### Job
Pull out each line of the records holding the string "nazionale".

═══ Listed records ═══

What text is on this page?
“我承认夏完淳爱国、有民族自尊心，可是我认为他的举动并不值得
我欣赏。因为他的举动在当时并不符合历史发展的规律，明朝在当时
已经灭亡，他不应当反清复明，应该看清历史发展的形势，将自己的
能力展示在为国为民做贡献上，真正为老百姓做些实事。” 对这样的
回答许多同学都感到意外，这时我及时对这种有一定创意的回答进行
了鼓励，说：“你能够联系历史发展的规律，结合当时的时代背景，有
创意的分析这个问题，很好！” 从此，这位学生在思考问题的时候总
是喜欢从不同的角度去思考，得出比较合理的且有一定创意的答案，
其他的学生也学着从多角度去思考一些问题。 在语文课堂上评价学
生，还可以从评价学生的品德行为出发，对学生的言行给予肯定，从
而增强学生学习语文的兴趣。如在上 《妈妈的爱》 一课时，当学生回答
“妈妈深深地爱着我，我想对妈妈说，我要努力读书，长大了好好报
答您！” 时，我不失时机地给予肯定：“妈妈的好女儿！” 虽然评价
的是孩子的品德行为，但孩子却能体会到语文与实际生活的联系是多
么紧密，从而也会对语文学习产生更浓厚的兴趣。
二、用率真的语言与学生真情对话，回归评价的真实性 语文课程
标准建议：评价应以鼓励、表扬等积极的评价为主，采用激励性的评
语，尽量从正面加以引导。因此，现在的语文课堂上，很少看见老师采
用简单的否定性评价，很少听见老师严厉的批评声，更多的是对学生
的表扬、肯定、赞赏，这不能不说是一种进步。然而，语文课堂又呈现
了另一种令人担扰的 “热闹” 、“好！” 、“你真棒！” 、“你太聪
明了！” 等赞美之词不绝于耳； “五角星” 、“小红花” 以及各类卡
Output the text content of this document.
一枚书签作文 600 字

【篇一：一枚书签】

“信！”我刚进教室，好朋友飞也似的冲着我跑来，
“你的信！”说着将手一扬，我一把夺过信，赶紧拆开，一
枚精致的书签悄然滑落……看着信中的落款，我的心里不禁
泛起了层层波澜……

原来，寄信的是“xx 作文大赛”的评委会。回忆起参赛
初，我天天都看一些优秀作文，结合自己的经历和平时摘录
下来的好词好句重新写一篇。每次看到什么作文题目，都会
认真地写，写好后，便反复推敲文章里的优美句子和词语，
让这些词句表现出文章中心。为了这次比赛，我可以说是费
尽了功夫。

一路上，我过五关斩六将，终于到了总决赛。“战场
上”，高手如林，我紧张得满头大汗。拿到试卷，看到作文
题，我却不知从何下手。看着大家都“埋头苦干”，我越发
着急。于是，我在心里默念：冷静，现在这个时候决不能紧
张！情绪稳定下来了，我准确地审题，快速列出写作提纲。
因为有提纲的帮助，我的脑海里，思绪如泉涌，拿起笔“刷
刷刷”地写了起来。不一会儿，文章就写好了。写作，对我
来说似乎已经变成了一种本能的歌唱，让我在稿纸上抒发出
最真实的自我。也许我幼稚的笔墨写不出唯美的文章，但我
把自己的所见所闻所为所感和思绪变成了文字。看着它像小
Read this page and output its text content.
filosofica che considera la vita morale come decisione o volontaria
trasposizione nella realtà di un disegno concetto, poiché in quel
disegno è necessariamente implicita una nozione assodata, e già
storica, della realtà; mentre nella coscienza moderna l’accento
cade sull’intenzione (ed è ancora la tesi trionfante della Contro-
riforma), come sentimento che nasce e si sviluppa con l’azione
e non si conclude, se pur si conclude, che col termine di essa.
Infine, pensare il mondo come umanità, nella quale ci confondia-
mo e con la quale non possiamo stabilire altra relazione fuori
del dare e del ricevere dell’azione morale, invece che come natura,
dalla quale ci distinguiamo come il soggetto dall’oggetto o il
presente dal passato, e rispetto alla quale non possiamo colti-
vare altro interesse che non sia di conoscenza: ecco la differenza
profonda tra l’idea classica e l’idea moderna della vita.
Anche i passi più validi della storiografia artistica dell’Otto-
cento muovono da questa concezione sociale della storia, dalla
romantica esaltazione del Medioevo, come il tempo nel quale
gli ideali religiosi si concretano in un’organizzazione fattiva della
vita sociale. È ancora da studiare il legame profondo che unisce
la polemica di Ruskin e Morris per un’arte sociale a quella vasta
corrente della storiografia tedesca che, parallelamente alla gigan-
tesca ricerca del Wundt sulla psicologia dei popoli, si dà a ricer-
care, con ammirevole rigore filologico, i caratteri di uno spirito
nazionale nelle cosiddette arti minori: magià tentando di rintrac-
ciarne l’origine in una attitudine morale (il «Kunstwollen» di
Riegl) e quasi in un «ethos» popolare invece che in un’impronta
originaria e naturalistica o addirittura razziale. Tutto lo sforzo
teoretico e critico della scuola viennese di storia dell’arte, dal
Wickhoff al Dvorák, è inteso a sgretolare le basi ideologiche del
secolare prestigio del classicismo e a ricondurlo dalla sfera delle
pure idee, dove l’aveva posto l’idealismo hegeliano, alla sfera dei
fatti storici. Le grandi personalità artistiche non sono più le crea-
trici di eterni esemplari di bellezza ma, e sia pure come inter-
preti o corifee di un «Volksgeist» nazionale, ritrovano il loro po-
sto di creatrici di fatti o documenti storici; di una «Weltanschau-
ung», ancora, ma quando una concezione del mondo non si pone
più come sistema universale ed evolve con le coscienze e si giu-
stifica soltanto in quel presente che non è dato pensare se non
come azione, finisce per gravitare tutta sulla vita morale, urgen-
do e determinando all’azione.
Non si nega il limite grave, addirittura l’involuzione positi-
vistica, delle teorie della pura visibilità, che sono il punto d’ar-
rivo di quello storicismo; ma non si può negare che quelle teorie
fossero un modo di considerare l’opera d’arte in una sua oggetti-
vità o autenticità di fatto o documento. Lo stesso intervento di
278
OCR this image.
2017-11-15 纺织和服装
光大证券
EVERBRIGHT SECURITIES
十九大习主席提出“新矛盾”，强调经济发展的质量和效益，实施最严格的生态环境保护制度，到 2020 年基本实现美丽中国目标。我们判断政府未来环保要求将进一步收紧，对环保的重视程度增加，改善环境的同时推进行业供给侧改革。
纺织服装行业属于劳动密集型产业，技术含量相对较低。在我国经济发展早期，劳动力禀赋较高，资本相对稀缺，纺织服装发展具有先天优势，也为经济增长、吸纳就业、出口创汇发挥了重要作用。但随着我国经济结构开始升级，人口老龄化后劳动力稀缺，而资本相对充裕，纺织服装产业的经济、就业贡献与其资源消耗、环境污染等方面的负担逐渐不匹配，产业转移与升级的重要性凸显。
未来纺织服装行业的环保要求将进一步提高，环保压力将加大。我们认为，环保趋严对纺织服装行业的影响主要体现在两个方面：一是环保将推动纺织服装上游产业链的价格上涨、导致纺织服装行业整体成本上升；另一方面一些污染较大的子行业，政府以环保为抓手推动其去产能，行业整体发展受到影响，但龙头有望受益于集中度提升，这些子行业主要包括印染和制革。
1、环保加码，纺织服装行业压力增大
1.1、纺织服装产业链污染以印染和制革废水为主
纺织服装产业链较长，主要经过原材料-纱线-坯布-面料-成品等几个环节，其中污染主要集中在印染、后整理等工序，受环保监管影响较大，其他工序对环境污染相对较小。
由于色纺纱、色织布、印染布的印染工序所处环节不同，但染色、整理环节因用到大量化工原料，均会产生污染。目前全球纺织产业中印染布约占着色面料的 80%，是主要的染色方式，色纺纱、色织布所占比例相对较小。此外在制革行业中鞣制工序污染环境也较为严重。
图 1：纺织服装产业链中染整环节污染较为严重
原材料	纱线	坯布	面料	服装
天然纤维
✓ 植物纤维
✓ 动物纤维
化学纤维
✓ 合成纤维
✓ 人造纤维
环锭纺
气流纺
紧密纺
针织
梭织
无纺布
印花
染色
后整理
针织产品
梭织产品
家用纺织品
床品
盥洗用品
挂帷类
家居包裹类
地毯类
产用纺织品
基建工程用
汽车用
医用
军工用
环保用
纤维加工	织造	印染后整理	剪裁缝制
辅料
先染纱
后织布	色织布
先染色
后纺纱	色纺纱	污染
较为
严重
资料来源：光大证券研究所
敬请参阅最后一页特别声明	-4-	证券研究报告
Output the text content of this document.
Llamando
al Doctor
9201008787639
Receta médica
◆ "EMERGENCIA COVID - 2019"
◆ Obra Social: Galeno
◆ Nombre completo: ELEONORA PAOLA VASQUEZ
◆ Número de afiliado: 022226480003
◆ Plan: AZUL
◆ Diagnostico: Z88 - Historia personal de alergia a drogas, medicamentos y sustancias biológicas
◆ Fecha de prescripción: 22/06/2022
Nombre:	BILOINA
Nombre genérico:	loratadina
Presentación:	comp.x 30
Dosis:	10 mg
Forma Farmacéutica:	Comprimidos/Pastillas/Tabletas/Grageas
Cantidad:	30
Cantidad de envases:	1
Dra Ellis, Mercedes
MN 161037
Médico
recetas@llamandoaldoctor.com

═══

### Task response
nazionale nelle cosiddette arti minori: magià tentando di rintrac-
preti o corifee di un «Volksgeist» nazionale, ritrovano il loro po-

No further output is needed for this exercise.